Your copy of the material must match it exactly, except that pictures are dropped.

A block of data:
○ ○ ○ ○ ○

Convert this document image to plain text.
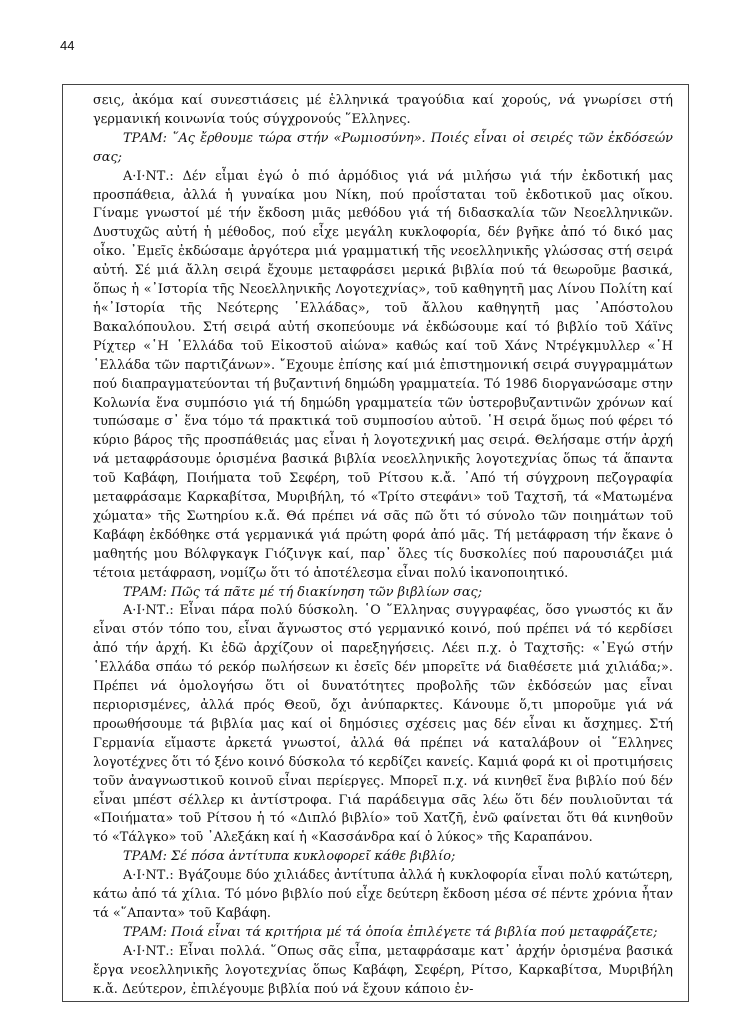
44

σεις, ἀκόμα καί συνεστιάσεις μέ ἑλληνικά τραγούδια καί χορούς, νά γνωρίσει στή γερμανική κοινωνία τούς σύγχρονούς ῞Ελληνες.

ΤΡΑΜ: ῞Ας ἔρθουμε τώρα στήν «Ρωμιοσύνη». Ποιές εἶναι οἱ σειρές τῶν ἐκδόσεών σας;

Α·Ι·ΝΤ.: Δέν εἶμαι ἐγώ ὁ πιό ἁρμόδιος γιά νά μιλήσω γιά τήν ἐκδοτική μας προσπάθεια, ἀλλά ἡ γυναίκα μου Νίκη, πού προΐσταται τοῦ ἐκδοτικοῦ μας οἴκου. Γίναμε γνωστοί μέ τήν ἔκδοση μιᾶς μεθόδου γιά τή διδασκαλία τῶν Νεοελληνικῶν. Δυστυχῶς αὐτή ἡ μέθοδος, πού εἶχε μεγάλη κυκλοφορία, δέν βγῆκε ἀπό τό δικό μας οἶκο. ᾿Εμεῖς ἐκδώσαμε ἀργότερα μιά γραμματική τῆς νεοελληνικῆς γλώσσας στή σειρά αὐτή. Σέ μιά ἄλλη σειρά ἔχουμε μεταφράσει μερικά βιβλία πού τά θεωροῦμε βασικά, ὅπως ἡ «᾿Ιστορία τῆς Νεοελληνικῆς Λογοτεχνίας», τοῦ καθηγητῆ μας Λίνου Πολίτη καί ἡ«᾿Ιστορία τῆς Νεότερης ῾Ελλάδας», τοῦ ἄλλου καθηγητῆ μας ᾿Απόστολου Βακαλόπουλου. Στή σειρά αὐτή σκοπεύουμε νά ἐκδώσουμε καί τό βιβλίο τοῦ Χάϊνς Ρίχτερ «῾Η ῾Ελλάδα τοῦ Εἰκοστοῦ αἰώνα» καθώς καί τοῦ Χάνς Ντρέγκμυλλερ «῾Η ῾Ελλάδα τῶν παρτιζάνων». ῎Εχουμε ἐπίσης καί μιά ἐπιστημονική σειρά συγγραμμάτων πού διαπραγματεύονται τή βυζαντινή δημώδη γραμματεία. Τό 1986 διοργανώσαμε στην Κολωνία ἕνα συμπόσιο γιά τή δημώδη γραμματεία τῶν ὑστεροβυζαντινῶν χρόνων καί τυπώσαμε σ᾿ ἕνα τόμο τά πρακτικά τοῦ συμποσίου αὐτοῦ. ῾Η σειρά ὅμως πού φέρει τό κύριο βάρος τῆς προσπάθειάς μας εἶναι ἡ λογοτεχνική μας σειρά. Θελήσαμε στήν ἀρχή νά μεταφράσουμε ὁρισμένα βασικά βιβλία νεοελληνικῆς λογοτεχνίας ὅπως τά ἅπαντα τοῦ Καβάφη, Ποιήματα τοῦ Σεφέρη, τοῦ Ρίτσου κ.ἄ. ᾿Από τή σύγχρονη πεζογραφία μεταφράσαμε Καρκαβίτσα, Μυριβήλη, τό «Τρίτο στεφάνι» τοῦ Ταχτσῆ, τά «Ματωμένα χώματα» τῆς Σωτηρίου κ.ἄ. Θά πρέπει νά σᾶς πῶ ὅτι τό σύνολο τῶν ποιημάτων τοῦ Καβάφη ἐκδόθηκε στά γερμανικά γιά πρώτη φορά ἀπό μᾶς. Τή μετάφραση τήν ἔκανε ὁ μαθητής μου Βόλφγκαγκ Γιόζινγκ καί, παρ᾿ ὅλες τίς δυσκολίες πού παρουσιάζει μιά τέτοια μετάφραση, νομίζω ὅτι τό ἀποτέλεσμα εἶναι πολύ ἱκανοποιητικό.

ΤΡΑΜ: Πῶς τά πᾶτε μέ τή διακίνηση τῶν βιβλίων σας;

Α·Ι·ΝΤ.: Εἶναι πάρα πολύ δύσκολη. ῾Ο ῞Ελληνας συγγραφέας, ὅσο γνωστός κι ἄν εἶναι στόν τόπο του, εἶναι ἄγνωστος στό γερμανικό κοινό, πού πρέπει νά τό κερδίσει ἀπό τήν ἀρχή. Κι ἐδῶ ἀρχίζουν οἱ παρεξηγήσεις. Λέει π.χ. ὁ Ταχτσῆς: «᾿Εγώ στήν ῾Ελλάδα σπάω τό ρεκόρ πωλήσεων κι ἐσεῖς δέν μπορεῖτε νά διαθέσετε μιά χιλιάδα;». Πρέπει νά ὁμολογήσω ὅτι οἱ δυνατότητες προβολῆς τῶν ἐκδόσεών μας εἶναι περιορισμένες, ἀλλά πρός Θεοῦ, ὄχι ἀνύπαρκτες. Κάνουμε ὅ,τι μποροῦμε γιά νά προωθήσουμε τά βιβλία μας καί οἱ δημόσιες σχέσεις μας δέν εἶναι κι ἄσχημες. Στή Γερμανία εἴμαστε ἀρκετά γνωστοί, ἀλλά θά πρέπει νά καταλάβουν οἱ ῞Ελληνες λογοτέχνες ὅτι τό ξένο κοινό δύσκολα τό κερδίζει κανείς. Καμιά φορά κι οἱ προτιμήσεις τοῦν ἀναγνωστικοῦ κοινοῦ εἶναι περίεργες. Μπορεῖ π.χ. νά κινηθεῖ ἕνα βιβλίο πού δέν εἶναι μπέστ σέλλερ κι ἀντίστροφα. Γιά παράδειγμα σᾶς λέω ὅτι δέν πουλιοῦνται τά «Ποιήματα» τοῦ Ρίτσου ἡ τό «Διπλό βιβλίο» τοῦ Χατζῆ, ἐνῶ φαίνεται ὅτι θά κινηθοῦν τό «Τάλγκο» τοῦ ᾿Αλεξάκη καί ἡ «Κασσάνδρα καί ὁ λύκος» τῆς Καραπάνου.

ΤΡΑΜ: Σέ πόσα ἀντίτυπα κυκλοφορεῖ κάθε βιβλίο;

Α·Ι·ΝΤ.: Βγάζουμε δύο χιλιάδες ἀντίτυπα ἀλλά ἡ κυκλοφορία εἶναι πολύ κατώτερη, κάτω ἀπό τά χίλια. Τό μόνο βιβλίο πού εἶχε δεύτερη ἔκδοση μέσα σέ πέντε χρόνια ἦταν τά «῞Απαντα» τοῦ Καβάφη.

ΤΡΑΜ: Ποιά εἶναι τά κριτήρια μέ τά ὁποία ἐπιλέγετε τά βιβλία πού μεταφράζετε;

Α·Ι·ΝΤ.: Εἶναι πολλά. ῞Οπως σᾶς εἶπα, μεταφράσαμε κατ᾿ ἀρχήν ὁρισμένα βασικά ἔργα νεοελληνικῆς λογοτεχνίας ὅπως Καβάφη, Σεφέρη, Ρίτσο, Καρκαβίτσα, Μυριβήλη κ.ἄ. Δεύτερον, ἐπιλέγουμε βιβλία πού νά ἔχουν κάποιο ἐν-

○ ○ ○ ○ ○

▶ [Exercise result]
Convert this document image to plain text.
44

σεις, ἀκόμα καί συνεστιάσεις μέ ἑλληνικά τραγούδια καί χορούς, νά γνωρίσει στή γερμανική κοινωνία τούς σύγχρονούς ῞Ελληνες.

ΤΡΑΜ: ῞Ας ἔρθουμε τώρα στήν «Ρωμιοσύνη». Ποιές εἶναι οἱ σειρές τῶν ἐκδόσεών σας;

Α·Ι·ΝΤ.: Δέν εἶμαι ἐγώ ὁ πιό ἁρμόδιος γιά νά μιλήσω γιά τήν ἐκδοτική μας προσπάθεια, ἀλλά ἡ γυναίκα μου Νίκη, πού προΐσταται τοῦ ἐκδοτικοῦ μας οἴκου. Γίναμε γνωστοί μέ τήν ἔκδοση μιᾶς μεθόδου γιά τή διδασκαλία τῶν Νεοελληνικῶν. Δυστυχῶς αὐτή ἡ μέθοδος, πού εἶχε μεγάλη κυκλοφορία, δέν βγῆκε ἀπό τό δικό μας οἶκο. ᾿Εμεῖς ἐκδώσαμε ἀργότερα μιά γραμματική τῆς νεοελληνικῆς γλώσσας στή σειρά αὐτή. Σέ μιά ἄλλη σειρά ἔχουμε μεταφράσει μερικά βιβλία πού τά θεωροῦμε βασικά, ὅπως ἡ «᾿Ιστορία τῆς Νεοελληνικῆς Λογοτεχνίας», τοῦ καθηγητῆ μας Λίνου Πολίτη καί ἡ«᾿Ιστορία τῆς Νεότερης ῾Ελλάδας», τοῦ ἄλλου καθηγητῆ μας ᾿Απόστολου Βακαλόπουλου. Στή σειρά αὐτή σκοπεύουμε νά ἐκδώσουμε καί τό βιβλίο τοῦ Χάϊνς Ρίχτερ «῾Η ῾Ελλάδα τοῦ Εἰκοστοῦ αἰώνα» καθώς καί τοῦ Χάνς Ντρέγκμυλλερ «῾Η ῾Ελλάδα τῶν παρτιζάνων». ῎Εχουμε ἐπίσης καί μιά ἐπιστημονική σειρά συγγραμμάτων πού διαπραγματεύονται τή βυζαντινή δημώδη γραμματεία. Τό 1986 διοργανώσαμε στην Κολωνία ἕνα συμπόσιο γιά τή δημώδη γραμματεία τῶν ὑστεροβυζαντινῶν χρόνων καί τυπώσαμε σ᾿ ἕνα τόμο τά πρακτικά τοῦ συμποσίου αὐτοῦ. ῾Η σειρά ὅμως πού φέρει τό κύριο βάρος τῆς προσπάθειάς μας εἶναι ἡ λογοτεχνική μας σειρά. Θελήσαμε στήν ἀρχή νά μεταφράσουμε ὁρισμένα βασικά βιβλία νεοελληνικῆς λογοτεχνίας ὅπως τά ἅπαντα τοῦ Καβάφη, Ποιήματα τοῦ Σεφέρη, τοῦ Ρίτσου κ.ἄ. ᾿Από τή σύγχρονη πεζογραφία μεταφράσαμε Καρκαβίτσα, Μυριβήλη, τό «Τρίτο στεφάνι» τοῦ Ταχτσῆ, τά «Ματωμένα χώματα» τῆς Σωτηρίου κ.ἄ. Θά πρέπει νά σᾶς πῶ ὅτι τό σύνολο τῶν ποιημάτων τοῦ Καβάφη ἐκδόθηκε στά γερμανικά γιά πρώτη φορά ἀπό μᾶς. Τή μετάφραση τήν ἔκανε ὁ μαθητής μου Βόλφγκαγκ Γιόζινγκ καί, παρ᾿ ὅλες τίς δυσκολίες πού παρουσιάζει μιά τέτοια μετάφραση, νομίζω ὅτι τό ἀποτέλεσμα εἶναι πολύ ἱκανοποιητικό.

ΤΡΑΜ: Πῶς τά πᾶτε μέ τή διακίνηση τῶν βιβλίων σας;

Α·Ι·ΝΤ.: Εἶναι πάρα πολύ δύσκολη. ῾Ο ῞Ελληνας συγγραφέας, ὅσο γνωστός κι ἄν εἶναι στόν τόπο του, εἶναι ἄγνωστος στό γερμανικό κοινό, πού πρέπει νά τό κερδίσει ἀπό τήν ἀρχή. Κι ἐδῶ ἀρχίζουν οἱ παρεξηγήσεις. Λέει π.χ. ὁ Ταχτσῆς: «᾿Εγώ στήν ῾Ελλάδα σπάω τό ρεκόρ πωλήσεων κι ἐσεῖς δέν μπορεῖτε νά διαθέσετε μιά χιλιάδα;». Πρέπει νά ὁμολογήσω ὅτι οἱ δυνατότητες προβολῆς τῶν ἐκδόσεών μας εἶναι περιορισμένες, ἀλλά πρός Θεοῦ, ὄχι ἀνύπαρκτες. Κάνουμε ὅ,τι μποροῦμε γιά νά προωθήσουμε τά βιβλία μας καί οἱ δημόσιες σχέσεις μας δέν εἶναι κι ἄσχημες. Στή Γερμανία εἴμαστε ἀρκετά γνωστοί, ἀλλά θά πρέπει νά καταλάβουν οἱ ῞Ελληνες λογοτέχνες ὅτι τό ξένο κοινό δύσκολα τό κερδίζει κανείς. Καμιά φορά κι οἱ προτιμήσεις τοῦν ἀναγνωστικοῦ κοινοῦ εἶναι περίεργες. Μπορεῖ π.χ. νά κινηθεῖ ἕνα βιβλίο πού δέν εἶναι μπέστ σέλλερ κι ἀντίστροφα. Γιά παράδειγμα σᾶς λέω ὅτι δέν πουλιοῦνται τά «Ποιήματα» τοῦ Ρίτσου ἡ τό «Διπλό βιβλίο» τοῦ Χατζῆ, ἐνῶ φαίνεται ὅτι θά κινηθοῦν τό «Τάλγκο» τοῦ ᾿Αλεξάκη καί ἡ «Κασσάνδρα καί ὁ λύκος» τῆς Καραπάνου.

ΤΡΑΜ: Σέ πόσα ἀντίτυπα κυκλοφορεῖ κάθε βιβλίο;

Α·Ι·ΝΤ.: Βγάζουμε δύο χιλιάδες ἀντίτυπα ἀλλά ἡ κυκλοφορία εἶναι πολύ κατώτερη, κάτω ἀπό τά χίλια. Τό μόνο βιβλίο πού εἶχε δεύτερη ἔκδοση μέσα σέ πέντε χρόνια ἦταν τά «῞Απαντα» τοῦ Καβάφη.

ΤΡΑΜ: Ποιά εἶναι τά κριτήρια μέ τά ὁποία ἐπιλέγετε τά βιβλία πού μεταφράζετε;

Α·Ι·ΝΤ.: Εἶναι πολλά. ῞Οπως σᾶς εἶπα, μεταφράσαμε κατ᾿ ἀρχήν ὁρισμένα βασικά ἔργα νεοελληνικῆς λογοτεχνίας ὅπως Καβάφη, Σεφέρη, Ρίτσο, Καρκαβίτσα, Μυριβήλη κ.ἄ. Δεύτερον, ἐπιλέγουμε βιβλία πού νά ἔχουν κάποιο ἐν-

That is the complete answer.